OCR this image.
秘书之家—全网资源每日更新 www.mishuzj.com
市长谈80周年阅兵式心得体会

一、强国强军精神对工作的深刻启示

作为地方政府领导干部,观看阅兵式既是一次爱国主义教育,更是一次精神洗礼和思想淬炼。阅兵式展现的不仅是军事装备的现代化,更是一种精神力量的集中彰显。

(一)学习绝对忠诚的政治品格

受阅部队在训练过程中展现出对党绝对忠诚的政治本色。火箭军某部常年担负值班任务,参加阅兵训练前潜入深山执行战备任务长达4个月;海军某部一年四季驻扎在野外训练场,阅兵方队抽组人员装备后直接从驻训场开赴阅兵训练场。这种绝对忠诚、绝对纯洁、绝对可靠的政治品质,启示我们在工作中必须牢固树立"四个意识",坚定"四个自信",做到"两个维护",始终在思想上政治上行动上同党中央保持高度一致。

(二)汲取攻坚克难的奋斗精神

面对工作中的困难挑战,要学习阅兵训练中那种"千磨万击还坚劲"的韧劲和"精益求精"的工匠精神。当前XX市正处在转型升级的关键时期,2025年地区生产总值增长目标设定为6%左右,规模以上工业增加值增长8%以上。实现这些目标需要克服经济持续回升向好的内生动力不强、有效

*DESCRIPTION OF THE TASK*:
Write out the entries above word for word.

*WRITTEN ANSWER*:
OCR this image.
秘书之家—全网资源每日更新 www.mishuzj.com
市长谈80周年阅兵式心得体会

一、强国强军精神对工作的深刻启示

作为地方政府领导干部,观看阅兵式既是一次爱国主义教育,更是一次精神洗礼和思想淬炼。阅兵式展现的不仅是军事装备的现代化,更是一种精神力量的集中彰显。

(一)学习绝对忠诚的政治品格

受阅部队在训练过程中展现出对党绝对忠诚的政治本色。火箭军某部常年担负值班任务,参加阅兵训练前潜入深山执行战备任务长达4个月;海军某部一年四季驻扎在野外训练场,阅兵方队抽组人员装备后直接从驻训场开赴阅兵训练场。这种绝对忠诚、绝对纯洁、绝对可靠的政治品质,启示我们在工作中必须牢固树立"四个意识",坚定"四个自信",做到"两个维护",始终在思想上政治上行动上同党中央保持高度一致。

(二)汲取攻坚克难的奋斗精神

面对工作中的困难挑战,要学习阅兵训练中那种"千磨万击还坚劲"的韧劲和"精益求精"的工匠精神。当前XX市正处在转型升级的关键时期,2025年地区生产总值增长目标设定为6%左右,规模以上工业增加值增长8%以上。实现这些目标需要克服经济持续回升向好的内生动力不强、有效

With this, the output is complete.